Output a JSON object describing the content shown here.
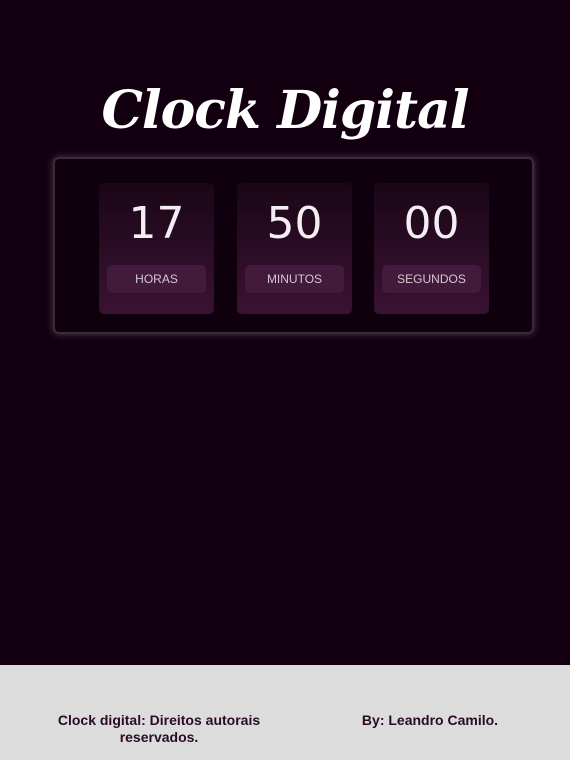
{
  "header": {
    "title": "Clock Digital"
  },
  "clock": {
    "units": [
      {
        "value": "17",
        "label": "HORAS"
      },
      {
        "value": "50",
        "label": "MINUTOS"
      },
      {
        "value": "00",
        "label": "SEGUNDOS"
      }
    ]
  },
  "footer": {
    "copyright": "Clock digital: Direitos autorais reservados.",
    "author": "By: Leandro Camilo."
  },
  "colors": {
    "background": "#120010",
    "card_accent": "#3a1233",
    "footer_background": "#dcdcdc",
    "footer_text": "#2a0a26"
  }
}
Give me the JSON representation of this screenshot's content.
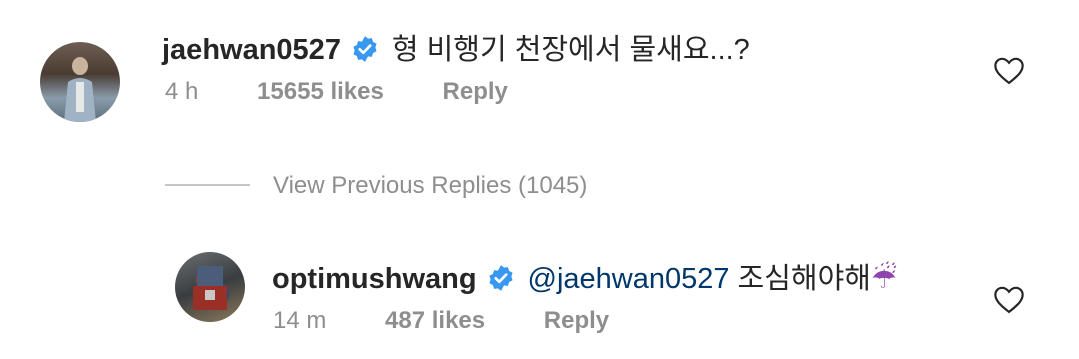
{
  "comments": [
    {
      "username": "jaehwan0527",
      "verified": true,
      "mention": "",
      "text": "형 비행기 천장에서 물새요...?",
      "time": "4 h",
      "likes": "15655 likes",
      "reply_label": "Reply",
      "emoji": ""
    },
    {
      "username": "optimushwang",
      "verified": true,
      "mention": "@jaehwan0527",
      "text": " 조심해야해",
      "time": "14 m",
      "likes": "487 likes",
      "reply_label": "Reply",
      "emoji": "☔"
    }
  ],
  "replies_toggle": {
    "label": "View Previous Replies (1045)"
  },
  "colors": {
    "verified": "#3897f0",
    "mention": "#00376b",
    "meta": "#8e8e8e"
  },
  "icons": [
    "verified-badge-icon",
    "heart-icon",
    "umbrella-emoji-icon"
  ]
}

——

**The request**
Copy out every line of the data that includes "JSON".

**The response**
Output a JSON object describing the content shown here.
Give me the JSON representation of this screenshot's content.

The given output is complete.